>> Begin Material shown
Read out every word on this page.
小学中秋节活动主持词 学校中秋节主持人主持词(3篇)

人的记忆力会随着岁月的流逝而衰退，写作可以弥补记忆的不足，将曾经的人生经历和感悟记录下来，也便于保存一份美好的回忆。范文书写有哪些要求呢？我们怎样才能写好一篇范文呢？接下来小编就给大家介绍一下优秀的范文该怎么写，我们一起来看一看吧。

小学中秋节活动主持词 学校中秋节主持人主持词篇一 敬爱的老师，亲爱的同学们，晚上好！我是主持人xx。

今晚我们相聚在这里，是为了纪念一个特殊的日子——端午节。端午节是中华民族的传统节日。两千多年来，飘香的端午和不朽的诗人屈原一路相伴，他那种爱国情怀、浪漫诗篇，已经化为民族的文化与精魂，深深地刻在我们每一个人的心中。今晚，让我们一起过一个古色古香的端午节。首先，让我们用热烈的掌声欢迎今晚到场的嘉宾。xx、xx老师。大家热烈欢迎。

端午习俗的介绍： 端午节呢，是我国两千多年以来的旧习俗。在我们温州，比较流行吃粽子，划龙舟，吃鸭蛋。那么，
>> End Material shown
**Problem description:** Extract, word for word, each line of the listing above.

**Answer to this exercise:**
Read out every word on this page.
小学中秋节活动主持词 学校中秋节主持人主持词(3篇)

人的记忆力会随着岁月的流逝而衰退，写作可以弥补记忆的不足，将曾经的人生经历和感悟记录下来，也便于保存一份美好的回忆。范文书写有哪些要求呢？我们怎样才能写好一篇范文呢？接下来小编就给大家介绍一下优秀的范文该怎么写，我们一起来看一看吧。

小学中秋节活动主持词 学校中秋节主持人主持词篇一 敬爱的老师，亲爱的同学们，晚上好！我是主持人xx。

今晚我们相聚在这里，是为了纪念一个特殊的日子——端午节。端午节是中华民族的传统节日。两千多年来，飘香的端午和不朽的诗人屈原一路相伴，他那种爱国情怀、浪漫诗篇，已经化为民族的文化与精魂，深深地刻在我们每一个人的心中。今晚，让我们一起过一个古色古香的端午节。首先，让我们用热烈的掌声欢迎今晚到场的嘉宾。xx、xx老师。大家热烈欢迎。

端午习俗的介绍： 端午节呢，是我国两千多年以来的旧习俗。在我们温州，比较流行吃粽子，划龙舟，吃鸭蛋。那么，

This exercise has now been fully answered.